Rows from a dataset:
________________________

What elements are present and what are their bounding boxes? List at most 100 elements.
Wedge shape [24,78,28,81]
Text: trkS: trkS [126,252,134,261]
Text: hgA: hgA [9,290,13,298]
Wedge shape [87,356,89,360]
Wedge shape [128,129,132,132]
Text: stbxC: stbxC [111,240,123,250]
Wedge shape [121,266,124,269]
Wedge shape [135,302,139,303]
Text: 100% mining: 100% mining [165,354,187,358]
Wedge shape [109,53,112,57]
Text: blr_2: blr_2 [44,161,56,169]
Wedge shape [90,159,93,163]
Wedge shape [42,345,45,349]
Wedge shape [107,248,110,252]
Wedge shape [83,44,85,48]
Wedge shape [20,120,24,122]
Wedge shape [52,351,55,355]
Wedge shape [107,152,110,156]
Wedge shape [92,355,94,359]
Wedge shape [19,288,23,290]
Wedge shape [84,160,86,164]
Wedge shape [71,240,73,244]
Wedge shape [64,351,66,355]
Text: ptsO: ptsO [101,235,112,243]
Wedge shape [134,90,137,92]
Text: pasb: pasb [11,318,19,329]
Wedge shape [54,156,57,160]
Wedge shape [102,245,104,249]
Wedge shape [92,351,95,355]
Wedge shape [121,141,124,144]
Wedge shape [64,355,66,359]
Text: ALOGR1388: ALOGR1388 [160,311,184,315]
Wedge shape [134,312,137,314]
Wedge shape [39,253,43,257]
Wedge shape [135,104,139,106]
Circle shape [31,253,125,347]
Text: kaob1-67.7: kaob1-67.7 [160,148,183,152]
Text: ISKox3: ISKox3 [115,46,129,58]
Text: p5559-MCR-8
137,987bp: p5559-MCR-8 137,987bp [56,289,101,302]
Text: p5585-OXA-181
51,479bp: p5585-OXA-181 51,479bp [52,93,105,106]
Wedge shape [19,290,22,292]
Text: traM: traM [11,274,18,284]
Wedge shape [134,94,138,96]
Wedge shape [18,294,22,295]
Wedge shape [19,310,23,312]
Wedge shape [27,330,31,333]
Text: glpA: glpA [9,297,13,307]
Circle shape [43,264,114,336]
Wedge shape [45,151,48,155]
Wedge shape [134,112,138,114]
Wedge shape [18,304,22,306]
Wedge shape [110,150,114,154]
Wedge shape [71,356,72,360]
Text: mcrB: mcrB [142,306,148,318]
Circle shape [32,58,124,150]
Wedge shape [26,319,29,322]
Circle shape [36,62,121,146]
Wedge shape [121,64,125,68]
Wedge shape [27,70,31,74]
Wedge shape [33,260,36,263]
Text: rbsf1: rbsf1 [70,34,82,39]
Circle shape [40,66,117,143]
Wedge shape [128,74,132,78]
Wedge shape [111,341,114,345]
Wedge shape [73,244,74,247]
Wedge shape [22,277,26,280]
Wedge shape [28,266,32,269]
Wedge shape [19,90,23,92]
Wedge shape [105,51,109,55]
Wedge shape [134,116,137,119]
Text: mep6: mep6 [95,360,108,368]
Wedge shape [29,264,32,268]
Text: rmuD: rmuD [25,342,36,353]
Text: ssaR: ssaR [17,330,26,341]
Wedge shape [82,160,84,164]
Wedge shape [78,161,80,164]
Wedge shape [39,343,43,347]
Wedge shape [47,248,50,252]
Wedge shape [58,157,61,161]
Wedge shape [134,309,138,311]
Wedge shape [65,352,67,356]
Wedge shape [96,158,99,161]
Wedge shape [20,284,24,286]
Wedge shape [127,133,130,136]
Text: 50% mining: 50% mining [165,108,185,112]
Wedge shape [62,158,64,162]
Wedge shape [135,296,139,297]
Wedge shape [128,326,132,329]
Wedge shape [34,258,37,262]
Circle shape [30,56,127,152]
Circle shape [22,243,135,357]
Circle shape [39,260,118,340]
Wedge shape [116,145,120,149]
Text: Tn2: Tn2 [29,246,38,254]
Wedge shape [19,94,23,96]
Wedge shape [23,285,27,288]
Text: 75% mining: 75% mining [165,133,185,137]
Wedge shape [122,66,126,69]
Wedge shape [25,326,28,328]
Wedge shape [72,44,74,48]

________________________

▶ [Task directions]
Can you edit the items from their first line through the line containing "Text: blr_2: blr_2 [44,161,56,169]" so that "Wedge" becomes "Sector" and everything else stays the same, returning only those lines?

▶ [Correct output]
What elements are present and what are their bounding boxes? List at most 100 elements.
Sector shape [24,78,28,81]
Text: trkS: trkS [126,252,134,261]
Text: hgA: hgA [9,290,13,298]
Sector shape [87,356,89,360]
Sector shape [128,129,132,132]
Text: stbxC: stbxC [111,240,123,250]
Sector shape [121,266,124,269]
Sector shape [135,302,139,303]
Text: 100% mining: 100% mining [165,354,187,358]
Sector shape [109,53,112,57]
Text: blr_2: blr_2 [44,161,56,169]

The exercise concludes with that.